### Page text
== == ==

It’s common for youth pastors to have to walk alongside students whose parents have decided to divorce. The pain that so many students feel in the midst of this earth-shattering news is real. Some students want to fight and step into the marriage to repair it. Others shut down and deny the news. And some attempt to shoulder the blame. Regardless of the reaction students have, the pain caused by this news has the power to change the trajectory of their lives. According to Barna research, “In 2014, we found that while 82 percent of Millennials want to get married someday, they want to wait until they feel more fully developed as a person (70%), are financially established (69%), and have lived together (60%). An understandable attitude when you consider that nearly 40 percent of them did not grow up in two-parent homes. Millennials and Gen-Xers were children when divorce rates hit an all-time high, and their cautious approach toward marriage is the likely result.
When divorce becomes a reality for students, they may ask these questions:
- Why is God allowing this to happen?
- Was it my fault?
- Who is to blame?
- What will my future look like?
- Can I just run away?
- Can I fix this?
- How can I protect my siblings?
Students need to know that their suffering will be overcome. Hurt will not Win. Indeed, it has already lost.
As a youth leader, where do you begin your pursuit of these students? The loneliness caused by this feeling of abandonment is enough to cause them a pain they can’t put into words. What students do with that pain will reveal the source of their hope.
When students suffer, statistics tell us that they are more easily lured into the world’s solutions to the pain. “One in every ten Americans over age twelve is addicted to illicit drugs and/or alcohol. Another one-in-ten misuses prescription drugs. Others overeat or look at pornography or devote too much time to technology and entertainment as a way of numbing their pain. These solutions not only don’t work, they also leave a trail of brokenness we can all relate to. Jesus offers an answer to our pain that is far more complete.

== == ==

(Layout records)
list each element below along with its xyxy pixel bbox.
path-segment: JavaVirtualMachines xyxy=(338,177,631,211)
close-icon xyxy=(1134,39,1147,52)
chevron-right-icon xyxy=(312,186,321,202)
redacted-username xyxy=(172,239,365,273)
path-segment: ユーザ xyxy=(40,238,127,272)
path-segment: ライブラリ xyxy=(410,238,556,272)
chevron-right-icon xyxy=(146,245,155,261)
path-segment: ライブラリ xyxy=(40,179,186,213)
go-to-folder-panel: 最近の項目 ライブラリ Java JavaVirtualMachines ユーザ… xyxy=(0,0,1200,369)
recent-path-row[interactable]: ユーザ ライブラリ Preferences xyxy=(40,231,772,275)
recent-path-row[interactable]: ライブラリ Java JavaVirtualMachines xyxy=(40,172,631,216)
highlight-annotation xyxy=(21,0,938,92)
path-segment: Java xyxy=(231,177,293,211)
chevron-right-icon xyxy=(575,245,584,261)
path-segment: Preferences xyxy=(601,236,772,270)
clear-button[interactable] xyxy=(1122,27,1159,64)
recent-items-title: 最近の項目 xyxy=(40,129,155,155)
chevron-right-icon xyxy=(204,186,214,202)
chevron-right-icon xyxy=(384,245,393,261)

== == ==

### Description of the task
Extend the text on helping students through their parents' divorce, beginning after its final sentence. The items are distinct material and stand apart from the text on students facing their parents' divorce.

### Written response
Christian Worldview Key
When students are told their suffering will be overcome and hurt will not win, they can begin to explore how Jesus heals their hurts and gives them victory. Here are five things students can do right now to find healing:
- Dwell on God’s presence. Students need to be reminded that they are never alone in their suffering. Our ever-present God is right beside them to guide them and be their strength in times of trouble.
- Serve. Help students get outside their current suffering to see more than their own struggle. Encouraging students to be a blessing to another in need allows them to see a bigger truth, that they aren’t alone in this world.
- Reject fate. As Christians, our suffering draws us closer to our Savior. Even when students can’t see a positive ending within their suffering, help them trust that God has a plan, and they are free to surrender their suffering and walk in faithfulness.
- Accept the love of others. Show your students how to suffer in the context of community. Students need to feel included in the midst of suffering seasons. Create space for intentional community to support and encourage students who suffer.
- Look forward to a better day. Students can live differently from the culture. Remind students that the sufferings of this life will only last a season, because of Christ and the hope of glory.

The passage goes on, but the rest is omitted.